Task objective: How many lines hold the string "Temperature"? Reply with the number alone.

—————

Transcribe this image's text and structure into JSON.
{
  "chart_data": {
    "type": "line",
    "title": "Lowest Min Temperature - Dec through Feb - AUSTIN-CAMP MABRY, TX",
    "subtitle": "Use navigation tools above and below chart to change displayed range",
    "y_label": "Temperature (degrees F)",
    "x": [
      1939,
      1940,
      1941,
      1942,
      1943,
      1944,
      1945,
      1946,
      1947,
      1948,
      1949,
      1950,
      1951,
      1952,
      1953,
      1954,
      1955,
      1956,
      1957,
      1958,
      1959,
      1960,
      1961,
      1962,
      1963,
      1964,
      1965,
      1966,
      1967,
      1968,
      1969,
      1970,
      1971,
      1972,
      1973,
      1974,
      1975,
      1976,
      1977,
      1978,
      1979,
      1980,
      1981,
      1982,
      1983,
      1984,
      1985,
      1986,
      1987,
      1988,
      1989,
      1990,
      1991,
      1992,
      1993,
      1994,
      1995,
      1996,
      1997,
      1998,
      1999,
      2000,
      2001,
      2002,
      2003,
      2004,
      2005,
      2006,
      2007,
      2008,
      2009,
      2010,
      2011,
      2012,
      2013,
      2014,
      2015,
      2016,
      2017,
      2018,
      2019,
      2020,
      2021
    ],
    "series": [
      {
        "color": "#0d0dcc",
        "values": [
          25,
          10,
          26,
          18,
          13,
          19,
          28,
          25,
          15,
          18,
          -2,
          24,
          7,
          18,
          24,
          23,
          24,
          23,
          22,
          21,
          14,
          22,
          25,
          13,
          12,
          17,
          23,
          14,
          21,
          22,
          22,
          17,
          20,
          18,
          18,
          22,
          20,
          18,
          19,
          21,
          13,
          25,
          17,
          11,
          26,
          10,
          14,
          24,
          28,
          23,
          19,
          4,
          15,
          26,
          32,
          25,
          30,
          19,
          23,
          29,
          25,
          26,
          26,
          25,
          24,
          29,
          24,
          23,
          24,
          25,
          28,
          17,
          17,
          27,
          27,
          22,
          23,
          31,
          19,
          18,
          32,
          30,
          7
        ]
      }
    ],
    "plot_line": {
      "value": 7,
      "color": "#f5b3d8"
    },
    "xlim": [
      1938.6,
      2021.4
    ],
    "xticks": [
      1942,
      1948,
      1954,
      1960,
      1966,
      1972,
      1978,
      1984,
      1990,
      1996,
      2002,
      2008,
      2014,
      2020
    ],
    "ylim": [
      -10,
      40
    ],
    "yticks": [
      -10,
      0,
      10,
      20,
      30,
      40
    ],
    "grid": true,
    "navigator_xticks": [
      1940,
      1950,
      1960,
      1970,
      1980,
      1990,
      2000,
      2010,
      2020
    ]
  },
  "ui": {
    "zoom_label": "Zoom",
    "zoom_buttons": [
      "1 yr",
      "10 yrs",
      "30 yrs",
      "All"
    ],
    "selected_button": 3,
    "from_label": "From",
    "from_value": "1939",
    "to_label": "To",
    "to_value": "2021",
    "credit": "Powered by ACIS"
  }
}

—————

Answer for the task: 2